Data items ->
Begin

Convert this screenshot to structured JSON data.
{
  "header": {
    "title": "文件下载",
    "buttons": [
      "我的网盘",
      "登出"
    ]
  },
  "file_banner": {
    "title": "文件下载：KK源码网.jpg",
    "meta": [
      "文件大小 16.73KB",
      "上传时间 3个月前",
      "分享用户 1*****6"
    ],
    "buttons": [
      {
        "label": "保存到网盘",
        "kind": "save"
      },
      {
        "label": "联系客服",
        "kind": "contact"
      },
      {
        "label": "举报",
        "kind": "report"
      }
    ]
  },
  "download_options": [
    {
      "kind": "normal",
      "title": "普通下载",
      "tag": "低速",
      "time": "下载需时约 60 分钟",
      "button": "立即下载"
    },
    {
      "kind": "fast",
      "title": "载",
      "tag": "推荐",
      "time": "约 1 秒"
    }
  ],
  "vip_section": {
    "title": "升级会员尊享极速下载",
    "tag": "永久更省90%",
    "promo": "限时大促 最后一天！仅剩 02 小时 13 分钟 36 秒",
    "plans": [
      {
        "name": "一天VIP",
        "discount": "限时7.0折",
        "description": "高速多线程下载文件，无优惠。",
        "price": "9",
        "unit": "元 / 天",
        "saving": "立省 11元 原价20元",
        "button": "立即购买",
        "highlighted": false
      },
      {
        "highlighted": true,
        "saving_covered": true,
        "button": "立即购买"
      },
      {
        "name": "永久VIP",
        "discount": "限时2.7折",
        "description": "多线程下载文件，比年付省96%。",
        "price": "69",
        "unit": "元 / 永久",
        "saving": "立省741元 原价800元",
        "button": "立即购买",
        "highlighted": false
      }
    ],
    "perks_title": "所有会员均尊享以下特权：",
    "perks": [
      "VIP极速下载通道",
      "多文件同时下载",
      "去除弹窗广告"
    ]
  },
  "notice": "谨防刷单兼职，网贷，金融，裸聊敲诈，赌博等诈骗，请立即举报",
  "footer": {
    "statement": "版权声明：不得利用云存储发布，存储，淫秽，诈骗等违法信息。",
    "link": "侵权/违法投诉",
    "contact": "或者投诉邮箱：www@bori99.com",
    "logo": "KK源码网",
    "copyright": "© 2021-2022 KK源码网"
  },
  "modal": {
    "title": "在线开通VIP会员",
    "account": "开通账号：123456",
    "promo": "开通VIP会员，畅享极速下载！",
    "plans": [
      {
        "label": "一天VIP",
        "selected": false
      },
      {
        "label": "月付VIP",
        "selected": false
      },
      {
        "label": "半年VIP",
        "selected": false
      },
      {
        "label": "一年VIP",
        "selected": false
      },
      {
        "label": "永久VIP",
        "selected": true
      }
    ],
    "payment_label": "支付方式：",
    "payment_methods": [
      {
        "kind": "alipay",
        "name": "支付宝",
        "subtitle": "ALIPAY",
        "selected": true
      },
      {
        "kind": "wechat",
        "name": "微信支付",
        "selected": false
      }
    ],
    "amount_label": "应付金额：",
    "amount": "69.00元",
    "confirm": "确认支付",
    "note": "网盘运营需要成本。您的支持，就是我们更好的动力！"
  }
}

End

Required work -> In the listing, how many lines hold "description"? Answer with a bare number.

Task output -> 2